> [Data records]:
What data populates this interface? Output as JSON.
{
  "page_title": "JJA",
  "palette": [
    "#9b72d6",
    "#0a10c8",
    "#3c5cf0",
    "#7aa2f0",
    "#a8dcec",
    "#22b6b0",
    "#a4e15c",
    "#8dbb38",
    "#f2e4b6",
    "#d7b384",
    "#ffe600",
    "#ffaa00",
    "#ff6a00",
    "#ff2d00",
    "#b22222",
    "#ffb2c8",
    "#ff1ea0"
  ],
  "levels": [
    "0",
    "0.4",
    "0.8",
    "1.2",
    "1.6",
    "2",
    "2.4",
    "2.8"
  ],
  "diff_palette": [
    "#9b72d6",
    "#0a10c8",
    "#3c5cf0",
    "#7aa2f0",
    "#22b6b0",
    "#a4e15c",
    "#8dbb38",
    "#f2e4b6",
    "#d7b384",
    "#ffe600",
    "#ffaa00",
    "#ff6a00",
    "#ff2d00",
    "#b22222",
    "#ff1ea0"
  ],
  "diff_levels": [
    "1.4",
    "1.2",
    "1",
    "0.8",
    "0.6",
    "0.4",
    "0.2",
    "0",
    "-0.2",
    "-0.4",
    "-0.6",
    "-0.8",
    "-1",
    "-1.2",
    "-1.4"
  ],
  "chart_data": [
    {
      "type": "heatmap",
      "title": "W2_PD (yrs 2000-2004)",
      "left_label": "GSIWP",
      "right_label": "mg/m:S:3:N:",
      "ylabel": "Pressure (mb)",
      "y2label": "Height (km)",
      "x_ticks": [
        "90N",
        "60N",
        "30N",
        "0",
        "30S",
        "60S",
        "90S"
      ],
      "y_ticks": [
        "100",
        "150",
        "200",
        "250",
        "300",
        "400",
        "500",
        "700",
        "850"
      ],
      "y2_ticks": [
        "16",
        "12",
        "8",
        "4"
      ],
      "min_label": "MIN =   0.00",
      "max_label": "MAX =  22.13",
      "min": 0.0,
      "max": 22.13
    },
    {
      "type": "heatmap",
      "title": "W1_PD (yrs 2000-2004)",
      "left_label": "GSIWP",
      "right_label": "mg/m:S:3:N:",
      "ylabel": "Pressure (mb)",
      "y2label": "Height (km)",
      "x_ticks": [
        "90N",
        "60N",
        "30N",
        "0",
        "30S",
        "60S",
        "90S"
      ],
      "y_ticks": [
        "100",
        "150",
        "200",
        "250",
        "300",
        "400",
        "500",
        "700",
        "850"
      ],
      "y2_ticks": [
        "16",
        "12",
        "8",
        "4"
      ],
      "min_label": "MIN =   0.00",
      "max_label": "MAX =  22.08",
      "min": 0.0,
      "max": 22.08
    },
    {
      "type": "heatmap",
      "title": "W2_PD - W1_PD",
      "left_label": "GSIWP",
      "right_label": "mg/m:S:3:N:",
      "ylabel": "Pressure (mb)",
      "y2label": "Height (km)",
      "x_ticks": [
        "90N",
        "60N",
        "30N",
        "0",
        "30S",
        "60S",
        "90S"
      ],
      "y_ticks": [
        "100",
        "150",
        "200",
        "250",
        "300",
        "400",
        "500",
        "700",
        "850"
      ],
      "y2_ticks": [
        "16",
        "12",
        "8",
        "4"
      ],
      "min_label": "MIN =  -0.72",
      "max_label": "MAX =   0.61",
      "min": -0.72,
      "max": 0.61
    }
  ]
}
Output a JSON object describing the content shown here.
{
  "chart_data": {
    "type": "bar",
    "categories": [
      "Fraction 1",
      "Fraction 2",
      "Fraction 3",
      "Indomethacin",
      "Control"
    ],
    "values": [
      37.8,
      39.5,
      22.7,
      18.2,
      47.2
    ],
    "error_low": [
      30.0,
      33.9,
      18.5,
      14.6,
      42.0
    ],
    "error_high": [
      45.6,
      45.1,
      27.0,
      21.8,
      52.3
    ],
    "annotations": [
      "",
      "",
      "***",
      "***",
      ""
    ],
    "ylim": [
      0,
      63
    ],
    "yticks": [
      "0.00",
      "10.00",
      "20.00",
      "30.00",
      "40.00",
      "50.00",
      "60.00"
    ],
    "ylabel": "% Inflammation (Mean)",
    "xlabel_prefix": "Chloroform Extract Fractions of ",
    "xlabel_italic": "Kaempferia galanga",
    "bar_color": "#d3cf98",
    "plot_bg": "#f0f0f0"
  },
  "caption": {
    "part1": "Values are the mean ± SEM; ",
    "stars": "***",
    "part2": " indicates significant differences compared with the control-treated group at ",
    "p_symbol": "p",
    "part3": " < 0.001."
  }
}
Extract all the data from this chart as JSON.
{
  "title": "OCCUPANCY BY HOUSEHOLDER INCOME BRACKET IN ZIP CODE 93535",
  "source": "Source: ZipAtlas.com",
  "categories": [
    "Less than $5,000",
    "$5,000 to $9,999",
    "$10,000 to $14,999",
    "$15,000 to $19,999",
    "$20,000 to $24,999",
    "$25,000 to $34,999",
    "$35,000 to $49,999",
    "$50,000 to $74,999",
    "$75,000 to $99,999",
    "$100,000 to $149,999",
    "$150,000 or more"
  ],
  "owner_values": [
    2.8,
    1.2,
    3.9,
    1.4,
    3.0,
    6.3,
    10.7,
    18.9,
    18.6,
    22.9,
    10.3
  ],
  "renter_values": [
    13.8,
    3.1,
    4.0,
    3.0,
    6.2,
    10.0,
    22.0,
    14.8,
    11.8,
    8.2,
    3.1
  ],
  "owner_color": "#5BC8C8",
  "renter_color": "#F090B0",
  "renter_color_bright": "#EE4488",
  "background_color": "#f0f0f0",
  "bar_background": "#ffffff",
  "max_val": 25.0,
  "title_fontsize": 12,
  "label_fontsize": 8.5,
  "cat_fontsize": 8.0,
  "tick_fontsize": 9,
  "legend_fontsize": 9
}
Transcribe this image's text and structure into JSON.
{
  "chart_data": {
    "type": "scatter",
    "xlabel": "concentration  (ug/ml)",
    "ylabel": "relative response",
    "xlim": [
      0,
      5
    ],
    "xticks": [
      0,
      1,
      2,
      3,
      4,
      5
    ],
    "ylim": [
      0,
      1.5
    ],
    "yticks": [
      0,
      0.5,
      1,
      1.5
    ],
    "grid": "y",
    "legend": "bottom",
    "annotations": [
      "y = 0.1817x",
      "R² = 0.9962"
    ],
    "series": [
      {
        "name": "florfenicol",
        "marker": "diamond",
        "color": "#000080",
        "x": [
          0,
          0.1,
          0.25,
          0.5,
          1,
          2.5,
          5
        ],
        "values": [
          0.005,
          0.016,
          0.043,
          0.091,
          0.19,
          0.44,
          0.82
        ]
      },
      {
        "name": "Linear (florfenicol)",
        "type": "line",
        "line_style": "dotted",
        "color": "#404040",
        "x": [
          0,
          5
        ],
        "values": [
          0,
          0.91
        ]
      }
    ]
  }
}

> [Written exercise]: Find "Transcribe this image's" in the data above, then repeat that line and all lines after it exactly, ending with the final line.

> [Worked solution]:
Transcribe this image's text and structure into JSON.
{
  "chart_data": {
    "type": "scatter",
    "xlabel": "concentration  (ug/ml)",
    "ylabel": "relative response",
    "xlim": [
      0,
      5
    ],
    "xticks": [
      0,
      1,
      2,
      3,
      4,
      5
    ],
    "ylim": [
      0,
      1.5
    ],
    "yticks": [
      0,
      0.5,
      1,
      1.5
    ],
    "grid": "y",
    "legend": "bottom",
    "annotations": [
      "y = 0.1817x",
      "R² = 0.9962"
    ],
    "series": [
      {
        "name": "florfenicol",
        "marker": "diamond",
        "color": "#000080",
        "x": [
          0,
          0.1,
          0.25,
          0.5,
          1,
          2.5,
          5
        ],
        "values": [
          0.005,
          0.016,
          0.043,
          0.091,
          0.19,
          0.44,
          0.82
        ]
      },
      {
        "name": "Linear (florfenicol)",
        "type": "line",
        "line_style": "dotted",
        "color": "#404040",
        "x": [
          0,
          5
        ],
        "values": [
          0,
          0.91
        ]
      }
    ]
  }
}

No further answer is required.